*Supplied data*:
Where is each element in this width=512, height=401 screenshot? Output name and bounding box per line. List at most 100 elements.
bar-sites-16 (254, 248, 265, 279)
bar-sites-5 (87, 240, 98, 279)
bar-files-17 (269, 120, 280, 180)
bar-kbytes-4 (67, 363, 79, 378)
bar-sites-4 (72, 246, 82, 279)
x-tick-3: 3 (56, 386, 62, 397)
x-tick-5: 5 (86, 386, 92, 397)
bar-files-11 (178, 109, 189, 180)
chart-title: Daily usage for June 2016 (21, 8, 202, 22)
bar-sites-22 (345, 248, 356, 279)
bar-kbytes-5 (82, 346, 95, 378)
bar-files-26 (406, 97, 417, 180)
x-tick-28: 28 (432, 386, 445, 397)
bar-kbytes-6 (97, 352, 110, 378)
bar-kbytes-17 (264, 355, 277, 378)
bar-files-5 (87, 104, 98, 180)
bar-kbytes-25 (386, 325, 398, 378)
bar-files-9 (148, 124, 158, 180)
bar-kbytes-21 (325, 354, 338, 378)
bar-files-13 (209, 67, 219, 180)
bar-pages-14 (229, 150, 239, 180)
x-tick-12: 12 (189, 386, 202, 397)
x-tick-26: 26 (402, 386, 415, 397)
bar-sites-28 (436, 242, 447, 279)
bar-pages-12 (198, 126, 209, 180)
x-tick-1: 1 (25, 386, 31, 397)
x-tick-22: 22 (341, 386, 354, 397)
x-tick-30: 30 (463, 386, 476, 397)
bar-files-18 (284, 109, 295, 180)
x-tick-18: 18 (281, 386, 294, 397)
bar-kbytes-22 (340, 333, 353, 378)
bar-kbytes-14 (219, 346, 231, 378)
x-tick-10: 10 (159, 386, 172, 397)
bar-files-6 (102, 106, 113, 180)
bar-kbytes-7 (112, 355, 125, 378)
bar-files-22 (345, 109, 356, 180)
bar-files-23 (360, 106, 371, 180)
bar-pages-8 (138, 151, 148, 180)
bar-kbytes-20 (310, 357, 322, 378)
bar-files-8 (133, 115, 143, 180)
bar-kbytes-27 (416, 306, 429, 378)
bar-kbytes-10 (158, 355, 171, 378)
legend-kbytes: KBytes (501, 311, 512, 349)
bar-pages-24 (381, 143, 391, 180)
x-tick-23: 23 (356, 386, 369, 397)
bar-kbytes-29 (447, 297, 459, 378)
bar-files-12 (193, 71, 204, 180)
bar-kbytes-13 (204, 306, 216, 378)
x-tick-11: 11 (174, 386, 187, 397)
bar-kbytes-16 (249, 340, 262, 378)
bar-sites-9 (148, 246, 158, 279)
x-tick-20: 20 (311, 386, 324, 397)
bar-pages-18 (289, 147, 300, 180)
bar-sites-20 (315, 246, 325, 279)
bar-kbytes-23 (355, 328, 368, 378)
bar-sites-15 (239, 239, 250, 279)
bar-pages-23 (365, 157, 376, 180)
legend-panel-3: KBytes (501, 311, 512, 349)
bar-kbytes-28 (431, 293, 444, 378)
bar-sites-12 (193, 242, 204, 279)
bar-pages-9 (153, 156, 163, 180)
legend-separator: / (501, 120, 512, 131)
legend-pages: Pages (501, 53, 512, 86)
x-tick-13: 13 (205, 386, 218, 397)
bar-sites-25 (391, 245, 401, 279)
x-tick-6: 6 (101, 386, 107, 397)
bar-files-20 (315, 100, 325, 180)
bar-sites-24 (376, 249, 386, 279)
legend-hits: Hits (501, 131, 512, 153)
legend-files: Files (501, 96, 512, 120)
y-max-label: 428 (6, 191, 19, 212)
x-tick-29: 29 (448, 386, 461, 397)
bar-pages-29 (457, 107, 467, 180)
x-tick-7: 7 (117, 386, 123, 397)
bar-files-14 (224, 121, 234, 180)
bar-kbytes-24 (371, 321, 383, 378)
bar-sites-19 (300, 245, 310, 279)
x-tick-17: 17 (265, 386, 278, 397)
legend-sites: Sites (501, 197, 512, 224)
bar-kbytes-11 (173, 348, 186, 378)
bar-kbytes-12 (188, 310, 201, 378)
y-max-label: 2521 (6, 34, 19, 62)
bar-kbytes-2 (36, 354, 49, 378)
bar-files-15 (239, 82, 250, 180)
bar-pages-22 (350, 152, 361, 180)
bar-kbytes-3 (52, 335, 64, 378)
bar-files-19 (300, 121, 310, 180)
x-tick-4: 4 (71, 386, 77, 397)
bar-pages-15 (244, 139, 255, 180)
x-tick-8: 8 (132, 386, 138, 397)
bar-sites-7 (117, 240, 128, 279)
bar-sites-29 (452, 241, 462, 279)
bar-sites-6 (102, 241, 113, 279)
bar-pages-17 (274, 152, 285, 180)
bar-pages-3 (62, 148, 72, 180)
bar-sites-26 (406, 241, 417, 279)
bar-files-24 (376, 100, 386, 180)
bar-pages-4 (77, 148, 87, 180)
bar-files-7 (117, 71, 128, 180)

*The problem*: Retype every line of the records above, keeping each character and line break unchanged.

*Answer to the exercise*:
Where is each element in this width=512, height=401 screenshot? Output name and bounding box per line. List at most 100 elements.
bar-sites-16 (254, 248, 265, 279)
bar-sites-5 (87, 240, 98, 279)
bar-files-17 (269, 120, 280, 180)
bar-kbytes-4 (67, 363, 79, 378)
bar-sites-4 (72, 246, 82, 279)
x-tick-3: 3 (56, 386, 62, 397)
x-tick-5: 5 (86, 386, 92, 397)
bar-files-11 (178, 109, 189, 180)
chart-title: Daily usage for June 2016 (21, 8, 202, 22)
bar-sites-22 (345, 248, 356, 279)
bar-kbytes-5 (82, 346, 95, 378)
bar-files-26 (406, 97, 417, 180)
x-tick-28: 28 (432, 386, 445, 397)
bar-kbytes-6 (97, 352, 110, 378)
bar-kbytes-17 (264, 355, 277, 378)
bar-files-5 (87, 104, 98, 180)
bar-kbytes-25 (386, 325, 398, 378)
bar-files-9 (148, 124, 158, 180)
bar-kbytes-21 (325, 354, 338, 378)
bar-files-13 (209, 67, 219, 180)
bar-pages-14 (229, 150, 239, 180)
x-tick-12: 12 (189, 386, 202, 397)
x-tick-26: 26 (402, 386, 415, 397)
bar-sites-28 (436, 242, 447, 279)
bar-pages-12 (198, 126, 209, 180)
x-tick-1: 1 (25, 386, 31, 397)
x-tick-22: 22 (341, 386, 354, 397)
x-tick-30: 30 (463, 386, 476, 397)
bar-files-18 (284, 109, 295, 180)
x-tick-18: 18 (281, 386, 294, 397)
bar-kbytes-22 (340, 333, 353, 378)
bar-kbytes-14 (219, 346, 231, 378)
x-tick-10: 10 (159, 386, 172, 397)
bar-files-6 (102, 106, 113, 180)
bar-kbytes-7 (112, 355, 125, 378)
bar-files-22 (345, 109, 356, 180)
bar-files-23 (360, 106, 371, 180)
bar-pages-8 (138, 151, 148, 180)
bar-kbytes-20 (310, 357, 322, 378)
bar-files-8 (133, 115, 143, 180)
bar-kbytes-27 (416, 306, 429, 378)
bar-kbytes-10 (158, 355, 171, 378)
legend-kbytes: KBytes (501, 311, 512, 349)
bar-pages-24 (381, 143, 391, 180)
x-tick-23: 23 (356, 386, 369, 397)
bar-kbytes-29 (447, 297, 459, 378)
bar-files-12 (193, 71, 204, 180)
bar-kbytes-13 (204, 306, 216, 378)
x-tick-11: 11 (174, 386, 187, 397)
bar-kbytes-16 (249, 340, 262, 378)
bar-sites-9 (148, 246, 158, 279)
x-tick-20: 20 (311, 386, 324, 397)
bar-pages-18 (289, 147, 300, 180)
bar-sites-20 (315, 246, 325, 279)
bar-kbytes-23 (355, 328, 368, 378)
bar-sites-15 (239, 239, 250, 279)
bar-pages-23 (365, 157, 376, 180)
legend-panel-3: KBytes (501, 311, 512, 349)
bar-kbytes-28 (431, 293, 444, 378)
bar-sites-12 (193, 242, 204, 279)
bar-pages-9 (153, 156, 163, 180)
legend-separator: / (501, 120, 512, 131)
legend-pages: Pages (501, 53, 512, 86)
x-tick-13: 13 (205, 386, 218, 397)
bar-sites-25 (391, 245, 401, 279)
x-tick-6: 6 (101, 386, 107, 397)
bar-files-20 (315, 100, 325, 180)
bar-sites-24 (376, 249, 386, 279)
legend-hits: Hits (501, 131, 512, 153)
legend-files: Files (501, 96, 512, 120)
y-max-label: 428 (6, 191, 19, 212)
x-tick-29: 29 (448, 386, 461, 397)
bar-pages-29 (457, 107, 467, 180)
x-tick-7: 7 (117, 386, 123, 397)
bar-files-14 (224, 121, 234, 180)
bar-kbytes-24 (371, 321, 383, 378)
bar-sites-19 (300, 245, 310, 279)
x-tick-17: 17 (265, 386, 278, 397)
legend-sites: Sites (501, 197, 512, 224)
bar-kbytes-11 (173, 348, 186, 378)
bar-kbytes-12 (188, 310, 201, 378)
y-max-label: 2521 (6, 34, 19, 62)
bar-kbytes-2 (36, 354, 49, 378)
bar-files-15 (239, 82, 250, 180)
bar-pages-22 (350, 152, 361, 180)
bar-kbytes-3 (52, 335, 64, 378)
bar-files-19 (300, 121, 310, 180)
x-tick-4: 4 (71, 386, 77, 397)
bar-pages-15 (244, 139, 255, 180)
x-tick-8: 8 (132, 386, 138, 397)
bar-sites-7 (117, 240, 128, 279)
bar-sites-29 (452, 241, 462, 279)
bar-sites-6 (102, 241, 113, 279)
bar-pages-17 (274, 152, 285, 180)
bar-pages-3 (62, 148, 72, 180)
bar-sites-26 (406, 241, 417, 279)
bar-files-24 (376, 100, 386, 180)
bar-pages-4 (77, 148, 87, 180)
bar-files-7 (117, 71, 128, 180)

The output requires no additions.